◆ **Source records**:
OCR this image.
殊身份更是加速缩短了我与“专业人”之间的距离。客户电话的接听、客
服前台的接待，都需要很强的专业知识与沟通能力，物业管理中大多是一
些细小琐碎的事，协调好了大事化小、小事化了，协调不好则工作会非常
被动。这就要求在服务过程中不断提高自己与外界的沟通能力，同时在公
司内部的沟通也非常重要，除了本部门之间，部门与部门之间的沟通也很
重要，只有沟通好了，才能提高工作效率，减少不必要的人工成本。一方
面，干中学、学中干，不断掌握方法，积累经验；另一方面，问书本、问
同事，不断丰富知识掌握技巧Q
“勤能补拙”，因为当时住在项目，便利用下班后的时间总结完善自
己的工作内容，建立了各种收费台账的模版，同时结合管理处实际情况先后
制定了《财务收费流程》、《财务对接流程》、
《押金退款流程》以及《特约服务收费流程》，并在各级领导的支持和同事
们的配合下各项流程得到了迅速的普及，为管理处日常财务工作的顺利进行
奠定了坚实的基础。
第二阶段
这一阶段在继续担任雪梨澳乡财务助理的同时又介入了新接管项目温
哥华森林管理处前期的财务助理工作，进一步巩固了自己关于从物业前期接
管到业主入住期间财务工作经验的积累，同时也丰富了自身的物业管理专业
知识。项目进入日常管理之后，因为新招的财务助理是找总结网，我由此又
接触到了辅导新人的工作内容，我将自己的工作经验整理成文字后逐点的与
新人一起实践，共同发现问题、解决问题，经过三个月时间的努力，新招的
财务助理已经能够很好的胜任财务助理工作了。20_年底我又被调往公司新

◆ **Task goal**:
Quote each line above in full, word for word.

◆ **Solution**:
OCR this image.
殊身份更是加速缩短了我与“专业人”之间的距离。客户电话的接听、客
服前台的接待，都需要很强的专业知识与沟通能力，物业管理中大多是一
些细小琐碎的事，协调好了大事化小、小事化了，协调不好则工作会非常
被动。这就要求在服务过程中不断提高自己与外界的沟通能力，同时在公
司内部的沟通也非常重要，除了本部门之间，部门与部门之间的沟通也很
重要，只有沟通好了，才能提高工作效率，减少不必要的人工成本。一方
面，干中学、学中干，不断掌握方法，积累经验；另一方面，问书本、问
同事，不断丰富知识掌握技巧Q
“勤能补拙”，因为当时住在项目，便利用下班后的时间总结完善自
己的工作内容，建立了各种收费台账的模版，同时结合管理处实际情况先后
制定了《财务收费流程》、《财务对接流程》、
《押金退款流程》以及《特约服务收费流程》，并在各级领导的支持和同事
们的配合下各项流程得到了迅速的普及，为管理处日常财务工作的顺利进行
奠定了坚实的基础。
第二阶段
这一阶段在继续担任雪梨澳乡财务助理的同时又介入了新接管项目温
哥华森林管理处前期的财务助理工作，进一步巩固了自己关于从物业前期接
管到业主入住期间财务工作经验的积累，同时也丰富了自身的物业管理专业
知识。项目进入日常管理之后，因为新招的财务助理是找总结网，我由此又
接触到了辅导新人的工作内容，我将自己的工作经验整理成文字后逐点的与
新人一起实践，共同发现问题、解决问题，经过三个月时间的努力，新招的
财务助理已经能够很好的胜任财务助理工作了。20_年底我又被调往公司新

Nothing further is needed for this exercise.